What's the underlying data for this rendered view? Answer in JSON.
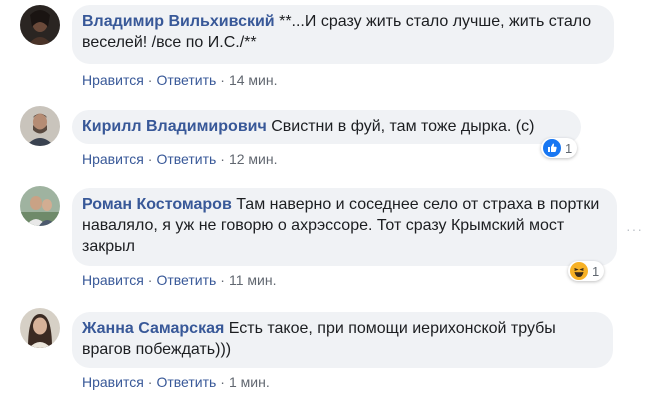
{
  "comments": [
    {
      "author": "Владимир Вильхивский",
      "text": " **...И сразу жить стало лучше, жить стало веселей! /все по И.С./**",
      "like_label": "Нравится",
      "reply_label": "Ответить",
      "time": "14 мин."
    },
    {
      "author": "Кирилл Владимирович",
      "text": " Свистни в фуй, там тоже дырка. (с)",
      "like_label": "Нравится",
      "reply_label": "Ответить",
      "time": "12 мин.",
      "reaction": {
        "icon": "like-icon",
        "count": "1",
        "color": "#1877f2"
      }
    },
    {
      "author": "Роман Костомаров",
      "text": " Там наверно и соседнее село от страха в портки наваляло, я уж не говорю о ахрэссоре. Тот сразу Крымский мост закрыл",
      "like_label": "Нравится",
      "reply_label": "Ответить",
      "time": "11 мин.",
      "reaction": {
        "icon": "haha-icon",
        "count": "1",
        "color": "#f7b125"
      }
    },
    {
      "author": "Жанна Самарская",
      "text": " Есть такое, при помощи иерихонской трубы врагов побеждать)))",
      "like_label": "Нравится",
      "reply_label": "Ответить",
      "time": "1 мин."
    }
  ],
  "separator": "·",
  "more_glyph": "···",
  "colors": {
    "bubble": "#f0f2f5",
    "author": "#385898",
    "meta": "#616770"
  }
}
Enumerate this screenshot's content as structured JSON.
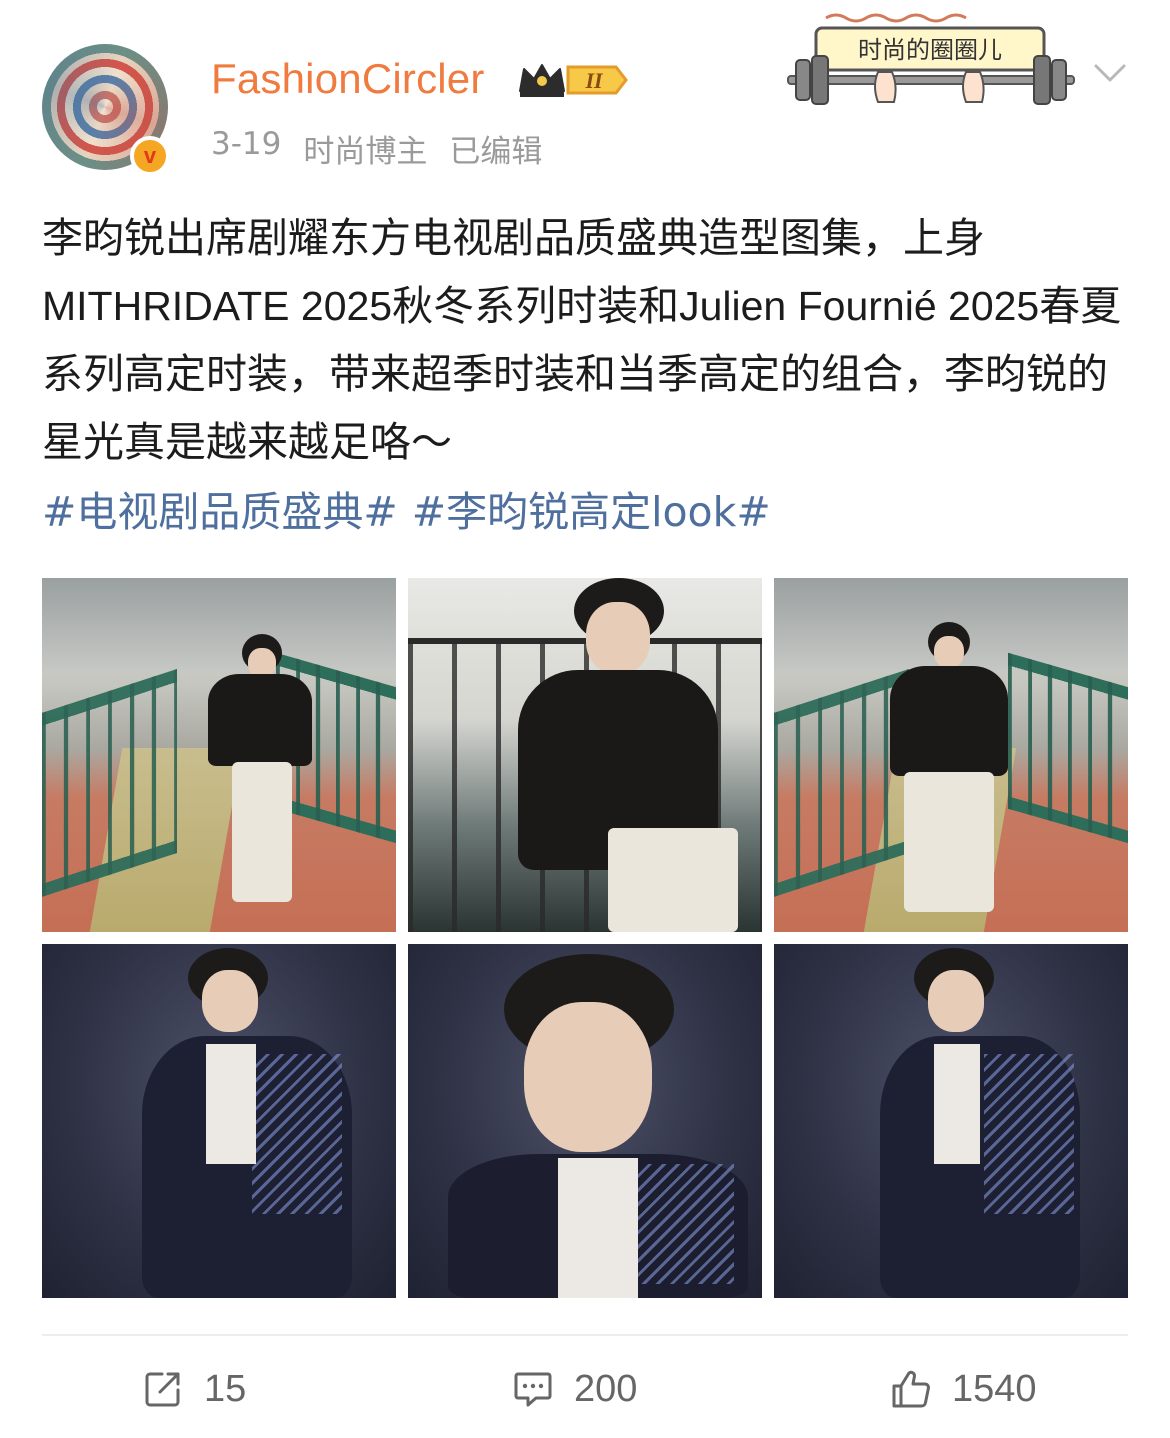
{
  "author": {
    "name": "FashionCircler",
    "verified_mark": "v",
    "vip_level": "II",
    "date": "3-19",
    "role": "时尚博主",
    "edited": "已编辑"
  },
  "sticker": {
    "text": "时尚的圈圈儿"
  },
  "post": {
    "text": "李昀锐出席剧耀东方电视剧品质盛典造型图集，上身MITHRIDATE 2025秋冬系列时装和Julien Fournié 2025春夏系列高定时装，带来超季时装和当季高定的组合，李昀锐的星光真是越来越足咯～",
    "hashtags": [
      "#电视剧品质盛典#",
      "#李昀锐高定look#"
    ]
  },
  "photos": [
    {
      "icon": "photo-bridge-standing"
    },
    {
      "icon": "photo-seated-railing"
    },
    {
      "icon": "photo-bridge-front"
    },
    {
      "icon": "photo-studio-side"
    },
    {
      "icon": "photo-studio-closeup"
    },
    {
      "icon": "photo-studio-side-2"
    }
  ],
  "actions": {
    "share_count": "15",
    "comment_count": "200",
    "like_count": "1540"
  },
  "colors": {
    "username": "#f07b3f",
    "hashtag": "#4f6f9e",
    "meta": "#9a9a9a",
    "action": "#666666"
  }
}
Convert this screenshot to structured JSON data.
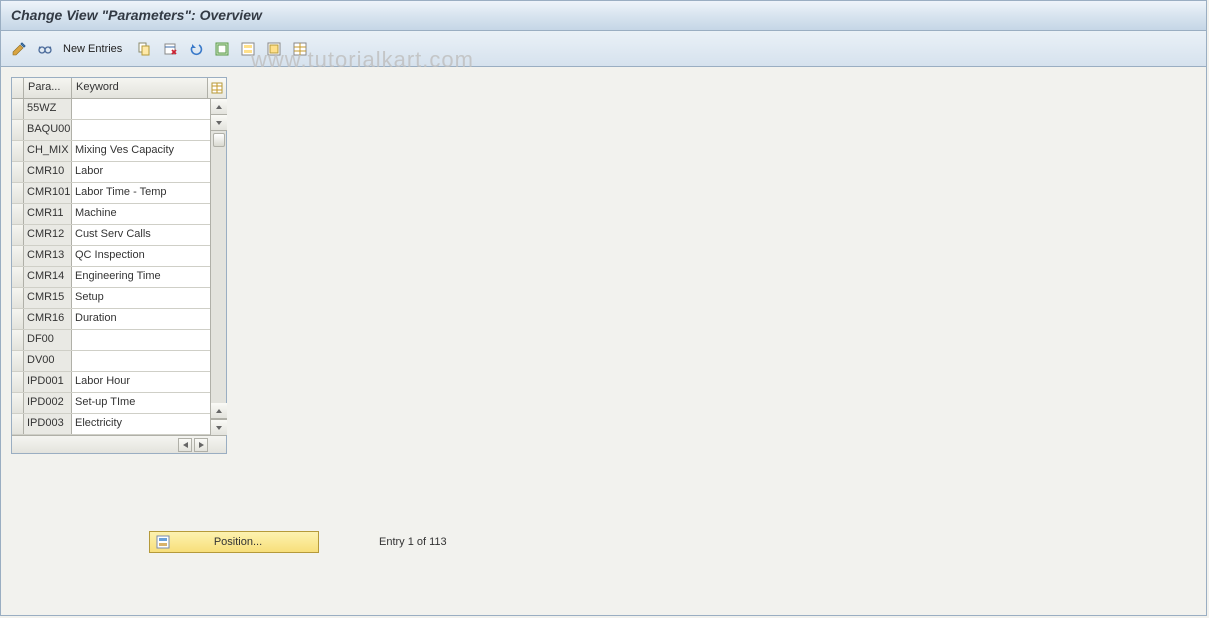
{
  "title": "Change View \"Parameters\": Overview",
  "toolbar": {
    "new_entries": "New Entries"
  },
  "table": {
    "headers": {
      "param": "Para...",
      "keyword": "Keyword"
    },
    "rows": [
      {
        "param": "55WZ",
        "keyword": ""
      },
      {
        "param": "BAQU00",
        "keyword": ""
      },
      {
        "param": "CH_MIX",
        "keyword": "Mixing Ves Capacity"
      },
      {
        "param": "CMR10",
        "keyword": "Labor"
      },
      {
        "param": "CMR101",
        "keyword": "Labor Time - Temp"
      },
      {
        "param": "CMR11",
        "keyword": "Machine"
      },
      {
        "param": "CMR12",
        "keyword": "Cust Serv Calls"
      },
      {
        "param": "CMR13",
        "keyword": "QC Inspection"
      },
      {
        "param": "CMR14",
        "keyword": "Engineering Time"
      },
      {
        "param": "CMR15",
        "keyword": "Setup"
      },
      {
        "param": "CMR16",
        "keyword": "Duration"
      },
      {
        "param": "DF00",
        "keyword": ""
      },
      {
        "param": "DV00",
        "keyword": ""
      },
      {
        "param": "IPD001",
        "keyword": "Labor Hour"
      },
      {
        "param": "IPD002",
        "keyword": "Set-up TIme"
      },
      {
        "param": "IPD003",
        "keyword": "Electricity"
      }
    ]
  },
  "position_button": "Position...",
  "entry_status": "Entry 1 of 113",
  "watermark": "www.tutorialkart.com"
}
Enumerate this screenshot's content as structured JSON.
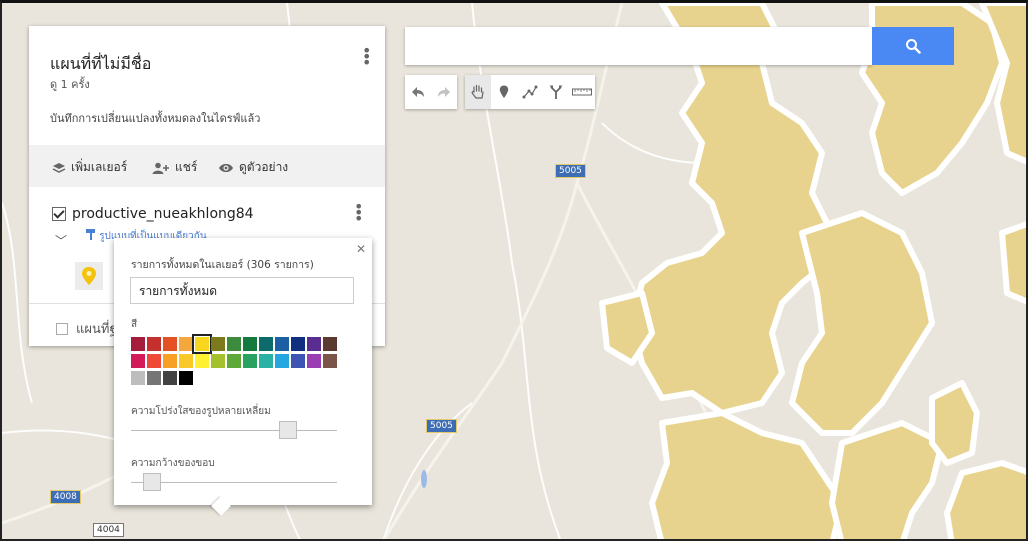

-=-=-

* Task prompt:
Repeat the records above exactly, leaving out the pictures.

* Expected answer:
What's the underlying data for this rendered view? Answer in JSON.
{
  "comments": [
    {
      "author": "Владимир Вильхивский",
      "text": " **...И сразу жить стало лучше, жить стало веселей! /все по И.С./**",
      "like_label": "Нравится",
      "reply_label": "Ответить",
      "time": "14 мин."
    },
    {
      "author": "Кирилл Владимирович",
      "text": " Свистни в фуй, там тоже дырка. (с)",
      "like_label": "Нравится",
      "reply_label": "Ответить",
      "time": "12 мин.",
      "reaction": {
        "icon": "like-icon",
        "count": "1",
        "color": "#1877f2"
      }
    },
    {
      "author": "Роман Костомаров",
      "text": " Там наверно и соседнее село от страха в портки наваляло, я уж не говорю о ахрэссоре. Тот сразу Крымский мост закрыл",
      "like_label": "Нравится",
      "reply_label": "Ответить",
      "time": "11 мин.",
      "reaction": {
        "icon": "haha-icon",
        "count": "1",
        "color": "#f7b125"
      }
    },
    {
      "author": "Жанна Самарская",
      "text": " Есть такое, при помощи иерихонской трубы врагов побеждать)))",
      "like_label": "Нравится",
      "reply_label": "Ответить",
      "time": "1 мин."
    }
  ],
  "separator": "·",
  "more_glyph": "···",
  "colors": {
    "bubble": "#f0f2f5",
    "author": "#385898",
    "meta": "#616770"
  }
}
Enumerate this screenshot's content as structured JSON.
{
  "author": {
    "name": "FashionCircler",
    "verified_mark": "v",
    "vip_level": "II",
    "date": "3-19",
    "role": "时尚博主",
    "edited": "已编辑"
  },
  "sticker": {
    "text": "时尚的圈圈儿"
  },
  "post": {
    "text": "李昀锐出席剧耀东方电视剧品质盛典造型图集，上身MITHRIDATE 2025秋冬系列时装和Julien Fournié 2025春夏系列高定时装，带来超季时装和当季高定的组合，李昀锐的星光真是越来越足咯～",
    "hashtags": [
      "#电视剧品质盛典#",
      "#李昀锐高定look#"
    ]
  },
  "photos": [
    {
      "icon": "photo-bridge-standing"
    },
    {
      "icon": "photo-seated-railing"
    },
    {
      "icon": "photo-bridge-front"
    },
    {
      "icon": "photo-studio-side"
    },
    {
      "icon": "photo-studio-closeup"
    },
    {
      "icon": "photo-studio-side-2"
    }
  ],
  "actions": {
    "share_count": "15",
    "comment_count": "200",
    "like_count": "1540"
  },
  "colors": {
    "username": "#f07b3f",
    "hashtag": "#4f6f9e",
    "meta": "#9a9a9a",
    "action": "#666666"
  }
}
Convert this screenshot to structured JSON data.
{
  "title": "Change View \"Parameters\": Overview",
  "toolbar": {
    "new_entries": "New Entries"
  },
  "table": {
    "headers": {
      "param": "Para...",
      "keyword": "Keyword"
    },
    "rows": [
      {
        "param": "55WZ",
        "keyword": ""
      },
      {
        "param": "BAQU00",
        "keyword": ""
      },
      {
        "param": "CH_MIX",
        "keyword": "Mixing Ves Capacity"
      },
      {
        "param": "CMR10",
        "keyword": "Labor"
      },
      {
        "param": "CMR101",
        "keyword": "Labor Time - Temp"
      },
      {
        "param": "CMR11",
        "keyword": "Machine"
      },
      {
        "param": "CMR12",
        "keyword": "Cust Serv Calls"
      },
      {
        "param": "CMR13",
        "keyword": "QC Inspection"
      },
      {
        "param": "CMR14",
        "keyword": "Engineering Time"
      },
      {
        "param": "CMR15",
        "keyword": "Setup"
      },
      {
        "param": "CMR16",
        "keyword": "Duration"
      },
      {
        "param": "DF00",
        "keyword": ""
      },
      {
        "param": "DV00",
        "keyword": ""
      },
      {
        "param": "IPD001",
        "keyword": "Labor Hour"
      },
      {
        "param": "IPD002",
        "keyword": "Set-up TIme"
      },
      {
        "param": "IPD003",
        "keyword": "Electricity"
      }
    ]
  },
  "position_button": "Position...",
  "entry_status": "Entry 1 of 113",
  "watermark": "www.tutorialkart.com"
}
Enumerate this screenshot's content as structured JSON.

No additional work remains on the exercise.